- [Work to be completed] Can you transcribe every entry word for word, skipping the images?

- [Data for this exercise]
• • •
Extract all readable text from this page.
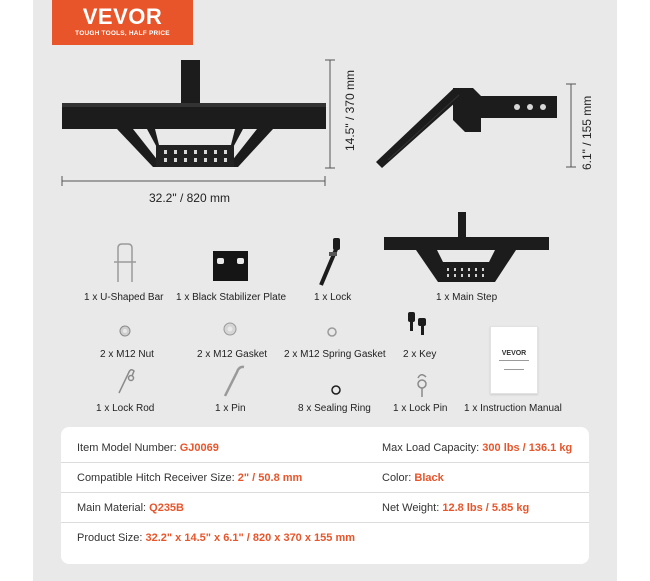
VEVOR
TOUGH TOOLS, HALF PRICE
32.2" / 820 mm
14.5" / 370 mm	6.1" / 155 mm
1 x U-Shaped Bar 1 x Black Stabilizer Plate	1 x Lock	1 x Main Step
2 x M12 Nut	2 x M12 Gasket 2 x M12 Spring Gasket 2 x Key
1 x Lock Rod	1 x Pin	8 x Sealing Ring 1 x Lock Pin 1 x Instruction Manual
VEVOR
Item Model Number: GJ0069	Max Load Capacity: 300 lbs / 136.1 kg
Compatible Hitch Receiver Size: 2" / 50.8 mm	Color: Black
Main Material: Q235B	Net Weight: 12.8 lbs / 5.85 kg
Product Size: 32.2" x 14.5" x 6.1" / 820 x 370 x 155 mm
• • •
- [Exercise output]
Extract all readable text from this page.
VEVOR
TOUGH TOOLS, HALF PRICE
32.2" / 820 mm
14.5" / 370 mm	6.1" / 155 mm
1 x U-Shaped Bar 1 x Black Stabilizer Plate	1 x Lock	1 x Main Step
2 x M12 Nut	2 x M12 Gasket 2 x M12 Spring Gasket 2 x Key
1 x Lock Rod	1 x Pin	8 x Sealing Ring 1 x Lock Pin 1 x Instruction Manual
VEVOR
Item Model Number: GJ0069	Max Load Capacity: 300 lbs / 136.1 kg
Compatible Hitch Receiver Size: 2" / 50.8 mm	Color: Black
Main Material: Q235B	Net Weight: 12.8 lbs / 5.85 kg
Product Size: 32.2" x 14.5" x 6.1" / 820 x 370 x 155 mm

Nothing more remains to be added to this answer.